══ Available data

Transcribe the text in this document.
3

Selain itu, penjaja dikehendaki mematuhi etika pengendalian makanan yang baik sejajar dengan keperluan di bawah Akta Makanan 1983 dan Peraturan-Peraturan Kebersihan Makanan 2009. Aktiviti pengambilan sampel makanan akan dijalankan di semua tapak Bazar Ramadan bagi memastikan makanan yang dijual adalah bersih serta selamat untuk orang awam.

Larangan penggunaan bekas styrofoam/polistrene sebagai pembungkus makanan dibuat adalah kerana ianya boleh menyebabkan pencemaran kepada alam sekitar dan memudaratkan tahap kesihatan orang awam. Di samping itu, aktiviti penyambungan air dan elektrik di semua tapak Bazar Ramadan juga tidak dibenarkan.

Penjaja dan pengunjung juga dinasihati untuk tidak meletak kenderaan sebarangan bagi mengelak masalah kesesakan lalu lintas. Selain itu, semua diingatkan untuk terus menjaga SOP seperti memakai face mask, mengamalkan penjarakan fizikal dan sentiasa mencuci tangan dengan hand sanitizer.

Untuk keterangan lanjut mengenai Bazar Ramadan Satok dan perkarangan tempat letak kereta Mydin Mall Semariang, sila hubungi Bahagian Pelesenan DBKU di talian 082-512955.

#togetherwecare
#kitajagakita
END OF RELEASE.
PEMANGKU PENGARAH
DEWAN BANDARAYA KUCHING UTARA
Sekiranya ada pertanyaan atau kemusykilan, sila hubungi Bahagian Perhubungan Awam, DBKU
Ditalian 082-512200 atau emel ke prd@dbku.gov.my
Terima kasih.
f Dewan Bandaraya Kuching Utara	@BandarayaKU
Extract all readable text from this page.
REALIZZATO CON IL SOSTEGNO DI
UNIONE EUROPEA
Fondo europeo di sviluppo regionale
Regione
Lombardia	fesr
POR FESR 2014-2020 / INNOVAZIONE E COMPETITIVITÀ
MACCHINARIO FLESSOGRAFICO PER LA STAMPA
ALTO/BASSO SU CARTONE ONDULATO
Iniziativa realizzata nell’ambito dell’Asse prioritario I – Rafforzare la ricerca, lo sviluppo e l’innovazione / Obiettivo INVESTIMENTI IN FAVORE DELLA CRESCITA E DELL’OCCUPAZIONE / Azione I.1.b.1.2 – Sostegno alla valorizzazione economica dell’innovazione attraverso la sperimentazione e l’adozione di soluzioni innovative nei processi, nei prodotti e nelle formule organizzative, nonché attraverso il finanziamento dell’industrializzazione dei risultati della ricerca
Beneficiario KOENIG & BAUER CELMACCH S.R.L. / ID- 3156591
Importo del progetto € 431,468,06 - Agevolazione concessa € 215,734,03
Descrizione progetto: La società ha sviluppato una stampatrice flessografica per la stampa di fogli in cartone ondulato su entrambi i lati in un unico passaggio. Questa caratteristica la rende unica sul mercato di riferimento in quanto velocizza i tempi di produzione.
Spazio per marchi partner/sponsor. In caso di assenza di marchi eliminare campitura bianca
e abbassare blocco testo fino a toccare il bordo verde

════
══ Available data

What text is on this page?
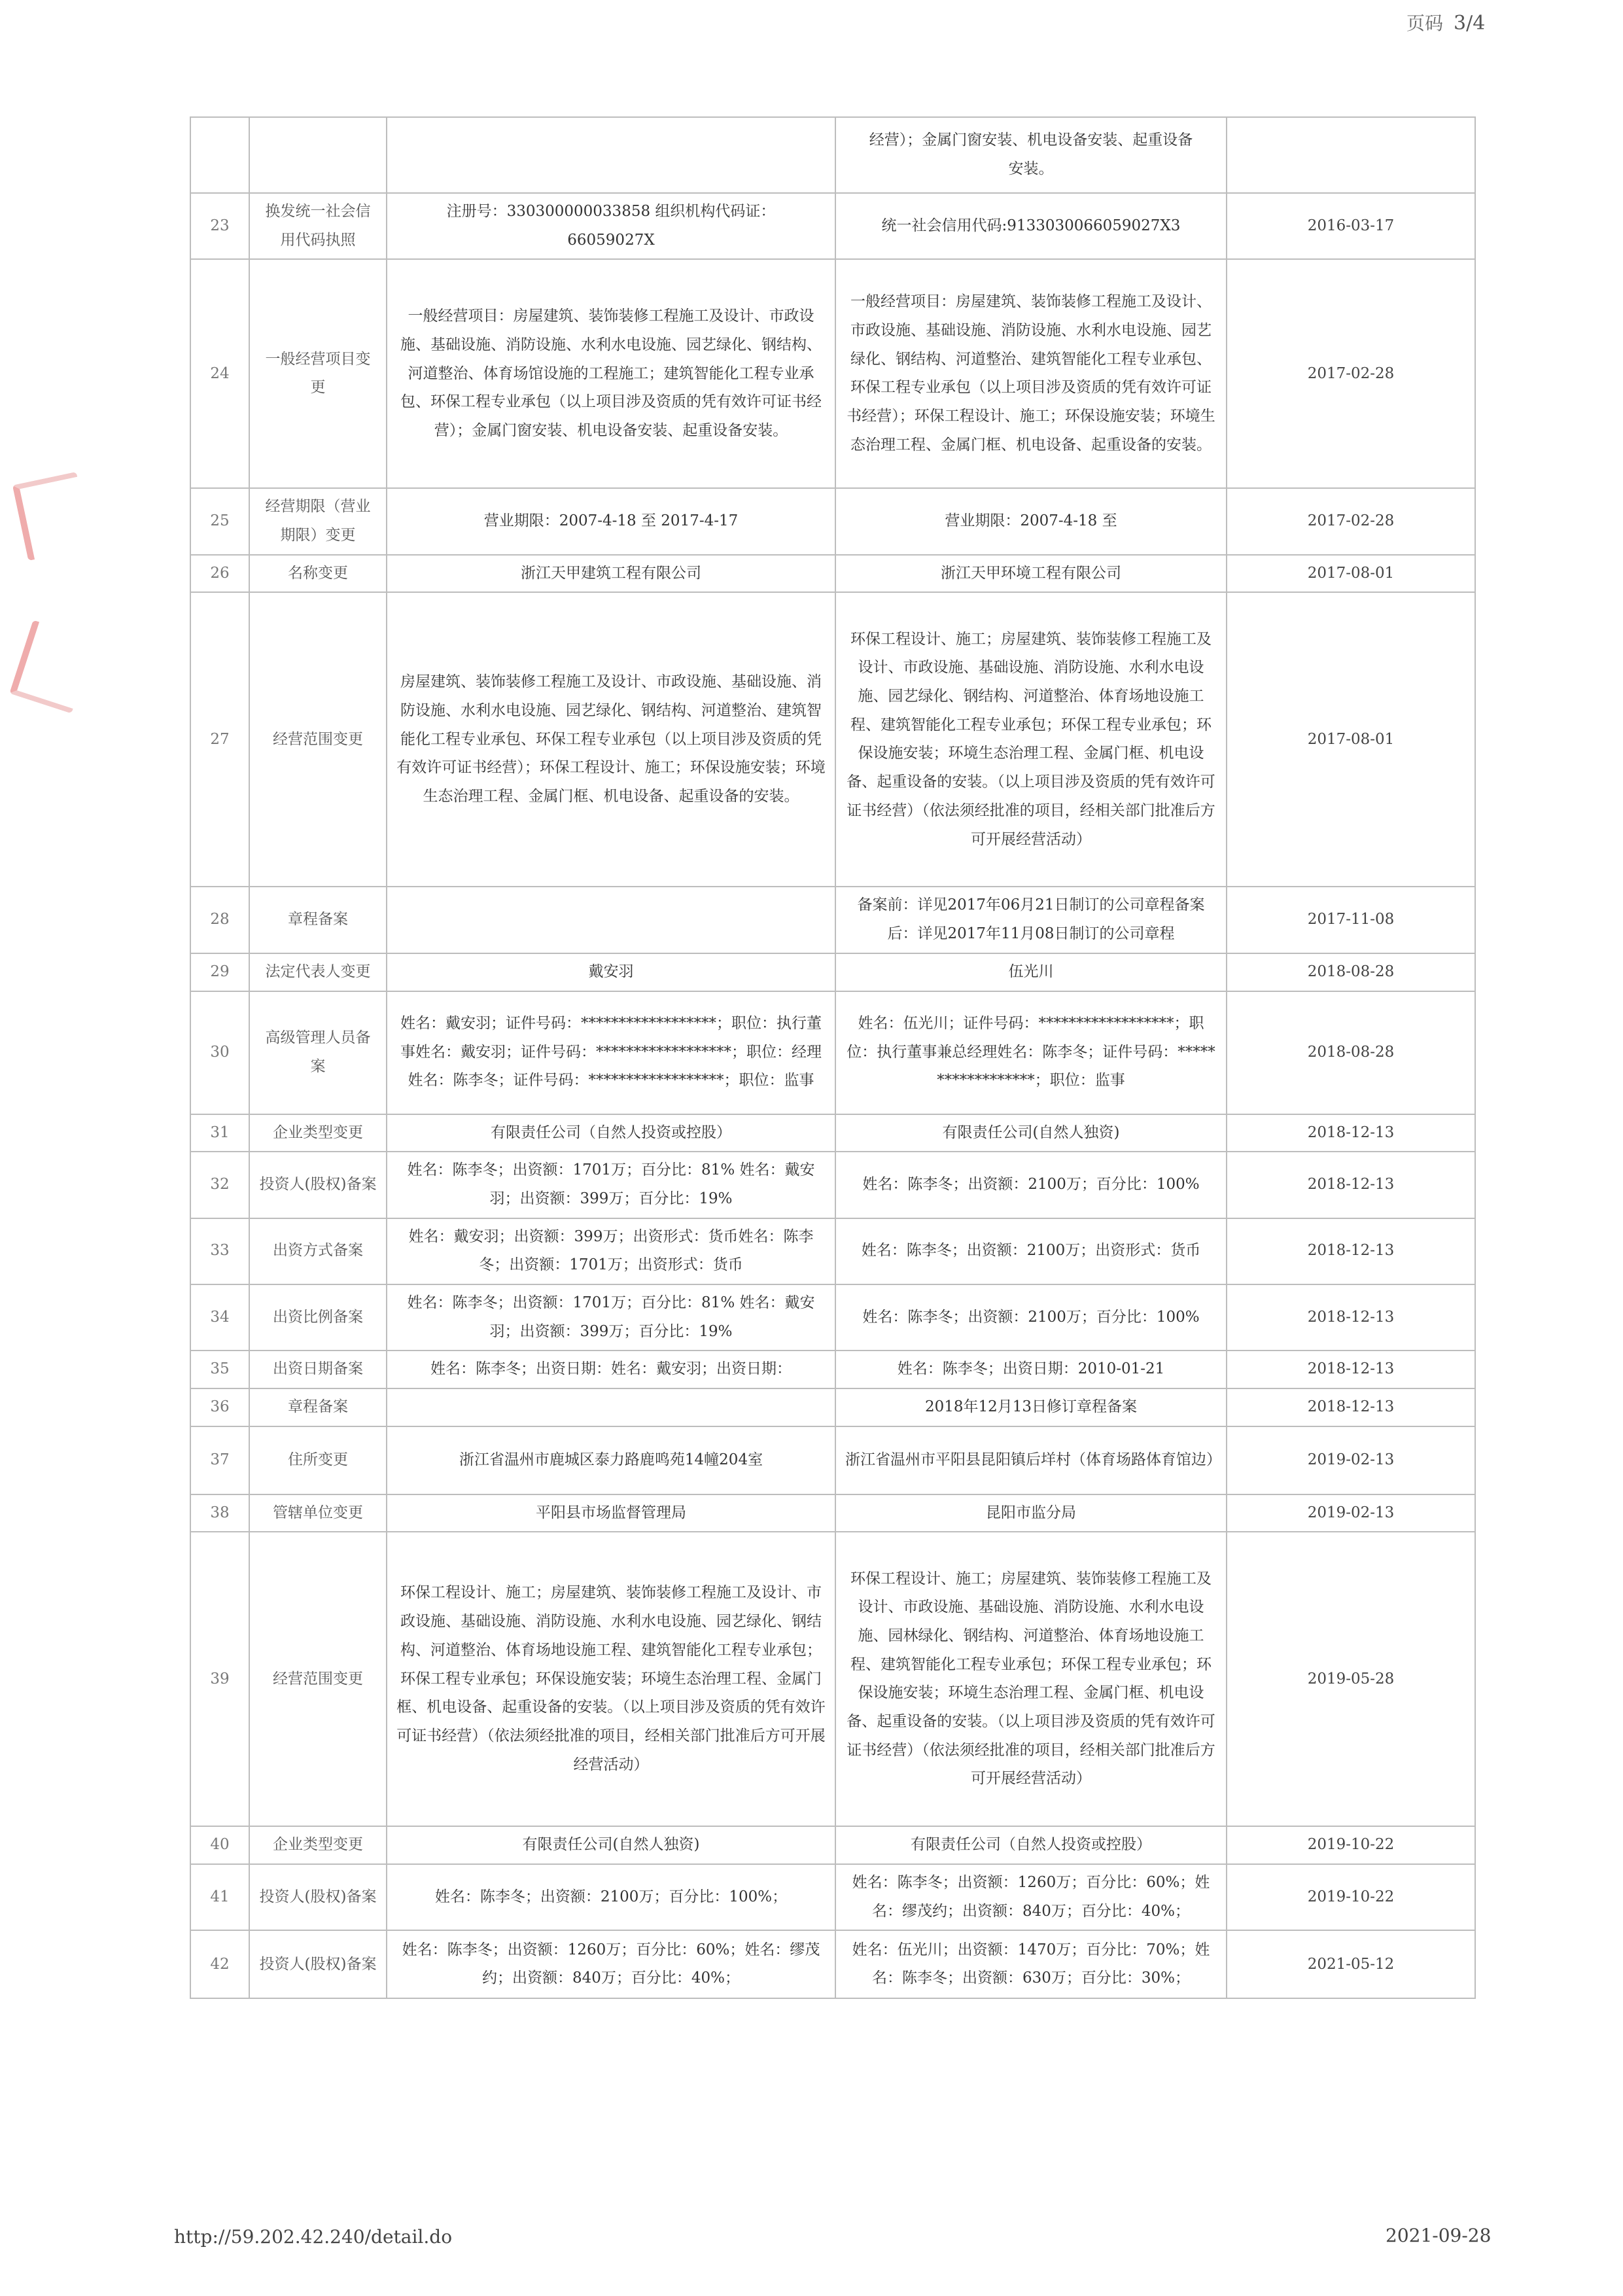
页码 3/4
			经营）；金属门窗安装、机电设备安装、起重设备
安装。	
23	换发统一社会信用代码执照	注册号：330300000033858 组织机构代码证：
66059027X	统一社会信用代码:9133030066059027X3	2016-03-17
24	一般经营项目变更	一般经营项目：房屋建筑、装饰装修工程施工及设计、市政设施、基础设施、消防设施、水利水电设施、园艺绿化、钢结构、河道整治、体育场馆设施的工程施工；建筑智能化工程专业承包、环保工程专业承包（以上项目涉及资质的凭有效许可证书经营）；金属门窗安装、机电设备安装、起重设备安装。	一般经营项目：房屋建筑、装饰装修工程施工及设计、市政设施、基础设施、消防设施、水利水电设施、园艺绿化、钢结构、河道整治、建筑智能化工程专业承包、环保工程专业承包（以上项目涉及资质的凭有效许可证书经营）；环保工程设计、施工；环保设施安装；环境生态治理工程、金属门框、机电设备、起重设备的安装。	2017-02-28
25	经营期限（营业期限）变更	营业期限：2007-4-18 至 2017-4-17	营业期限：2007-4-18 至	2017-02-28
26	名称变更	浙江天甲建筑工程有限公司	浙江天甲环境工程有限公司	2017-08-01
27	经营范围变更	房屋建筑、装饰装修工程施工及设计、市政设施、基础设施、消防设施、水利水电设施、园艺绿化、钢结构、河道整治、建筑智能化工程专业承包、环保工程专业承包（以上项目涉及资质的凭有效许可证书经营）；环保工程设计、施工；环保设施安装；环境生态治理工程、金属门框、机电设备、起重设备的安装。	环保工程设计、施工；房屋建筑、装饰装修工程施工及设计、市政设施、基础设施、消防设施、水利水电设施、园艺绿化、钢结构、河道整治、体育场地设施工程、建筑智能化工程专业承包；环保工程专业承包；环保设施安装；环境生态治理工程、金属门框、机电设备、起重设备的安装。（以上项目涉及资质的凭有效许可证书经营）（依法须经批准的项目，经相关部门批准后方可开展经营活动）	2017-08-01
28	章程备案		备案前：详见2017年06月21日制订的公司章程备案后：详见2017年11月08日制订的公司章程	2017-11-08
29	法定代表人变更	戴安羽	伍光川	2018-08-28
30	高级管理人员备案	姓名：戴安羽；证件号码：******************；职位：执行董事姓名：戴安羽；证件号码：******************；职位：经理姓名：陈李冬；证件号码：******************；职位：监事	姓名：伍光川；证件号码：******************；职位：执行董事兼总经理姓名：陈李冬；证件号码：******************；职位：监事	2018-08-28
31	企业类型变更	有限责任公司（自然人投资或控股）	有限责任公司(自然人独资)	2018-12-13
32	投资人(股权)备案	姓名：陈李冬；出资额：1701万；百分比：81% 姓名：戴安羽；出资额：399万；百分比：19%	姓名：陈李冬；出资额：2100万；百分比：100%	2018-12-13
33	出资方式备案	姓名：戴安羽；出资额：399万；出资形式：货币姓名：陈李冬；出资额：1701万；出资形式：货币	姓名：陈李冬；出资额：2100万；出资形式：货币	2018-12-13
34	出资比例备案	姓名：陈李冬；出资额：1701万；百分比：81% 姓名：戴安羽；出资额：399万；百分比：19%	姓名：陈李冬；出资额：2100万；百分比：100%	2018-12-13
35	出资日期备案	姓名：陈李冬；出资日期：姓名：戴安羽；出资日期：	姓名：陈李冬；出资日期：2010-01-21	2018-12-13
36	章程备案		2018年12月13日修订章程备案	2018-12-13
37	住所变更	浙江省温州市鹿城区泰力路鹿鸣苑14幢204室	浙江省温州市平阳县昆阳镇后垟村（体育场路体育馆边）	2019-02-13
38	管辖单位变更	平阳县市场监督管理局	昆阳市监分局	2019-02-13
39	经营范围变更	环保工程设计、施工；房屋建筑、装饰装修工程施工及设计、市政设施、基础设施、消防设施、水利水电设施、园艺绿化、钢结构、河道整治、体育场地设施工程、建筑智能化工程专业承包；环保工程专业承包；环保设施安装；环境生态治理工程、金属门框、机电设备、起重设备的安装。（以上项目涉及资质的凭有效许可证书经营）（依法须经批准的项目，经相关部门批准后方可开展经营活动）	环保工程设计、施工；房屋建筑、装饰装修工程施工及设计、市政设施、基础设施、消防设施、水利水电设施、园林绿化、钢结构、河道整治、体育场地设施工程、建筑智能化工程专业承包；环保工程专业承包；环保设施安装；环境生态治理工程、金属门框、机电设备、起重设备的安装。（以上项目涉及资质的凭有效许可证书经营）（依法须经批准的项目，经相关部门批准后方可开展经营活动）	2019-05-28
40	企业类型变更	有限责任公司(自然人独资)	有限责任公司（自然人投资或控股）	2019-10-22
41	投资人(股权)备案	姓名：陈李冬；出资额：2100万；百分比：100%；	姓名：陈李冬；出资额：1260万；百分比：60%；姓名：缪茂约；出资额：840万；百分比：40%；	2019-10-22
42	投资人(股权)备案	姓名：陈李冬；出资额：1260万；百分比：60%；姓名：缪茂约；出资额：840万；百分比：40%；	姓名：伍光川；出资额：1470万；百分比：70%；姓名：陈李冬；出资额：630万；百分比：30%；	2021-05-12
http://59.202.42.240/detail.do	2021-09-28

════

» Instructions for the task: Determine the number of lines in these entries that contain the word "机电设备安装", and write only that number.

» Result of this exercise: 2